─── SUPPLIED INFORMATION

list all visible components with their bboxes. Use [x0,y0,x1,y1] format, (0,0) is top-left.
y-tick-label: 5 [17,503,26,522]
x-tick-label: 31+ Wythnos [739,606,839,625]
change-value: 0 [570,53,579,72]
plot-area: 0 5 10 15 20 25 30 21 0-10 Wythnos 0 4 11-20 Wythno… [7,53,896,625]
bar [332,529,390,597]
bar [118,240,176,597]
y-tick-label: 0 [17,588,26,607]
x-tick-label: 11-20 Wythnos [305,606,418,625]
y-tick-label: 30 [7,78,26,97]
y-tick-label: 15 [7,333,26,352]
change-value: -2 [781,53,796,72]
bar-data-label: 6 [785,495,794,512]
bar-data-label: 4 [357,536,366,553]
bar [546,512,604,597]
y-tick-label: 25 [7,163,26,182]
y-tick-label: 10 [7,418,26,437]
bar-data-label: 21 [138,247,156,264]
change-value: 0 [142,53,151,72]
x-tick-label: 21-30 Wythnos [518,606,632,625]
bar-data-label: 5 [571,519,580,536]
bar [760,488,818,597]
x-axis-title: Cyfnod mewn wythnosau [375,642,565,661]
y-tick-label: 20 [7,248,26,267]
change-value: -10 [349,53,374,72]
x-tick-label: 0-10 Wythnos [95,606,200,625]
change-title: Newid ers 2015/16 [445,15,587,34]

──────

WHAT TO WORK ON -
Copy the lines of every record exactly as they stand.

FINISHED ANSWER -
list all visible components with their bboxes. Use [x0,y0,x1,y1] format, (0,0) is top-left.
y-tick-label: 5 [17,503,26,522]
x-tick-label: 31+ Wythnos [739,606,839,625]
change-value: 0 [570,53,579,72]
plot-area: 0 5 10 15 20 25 30 21 0-10 Wythnos 0 4 11-20 Wythno… [7,53,896,625]
bar [332,529,390,597]
bar [118,240,176,597]
y-tick-label: 0 [17,588,26,607]
x-tick-label: 11-20 Wythnos [305,606,418,625]
y-tick-label: 30 [7,78,26,97]
y-tick-label: 15 [7,333,26,352]
change-value: -2 [781,53,796,72]
bar-data-label: 6 [785,495,794,512]
bar-data-label: 4 [357,536,366,553]
bar [546,512,604,597]
y-tick-label: 25 [7,163,26,182]
y-tick-label: 10 [7,418,26,437]
bar-data-label: 21 [138,247,156,264]
change-value: 0 [142,53,151,72]
x-tick-label: 21-30 Wythnos [518,606,632,625]
bar-data-label: 5 [571,519,580,536]
bar [760,488,818,597]
x-axis-title: Cyfnod mewn wythnosau [375,642,565,661]
y-tick-label: 20 [7,248,26,267]
change-value: -10 [349,53,374,72]
x-tick-label: 0-10 Wythnos [95,606,200,625]
change-title: Newid ers 2015/16 [445,15,587,34]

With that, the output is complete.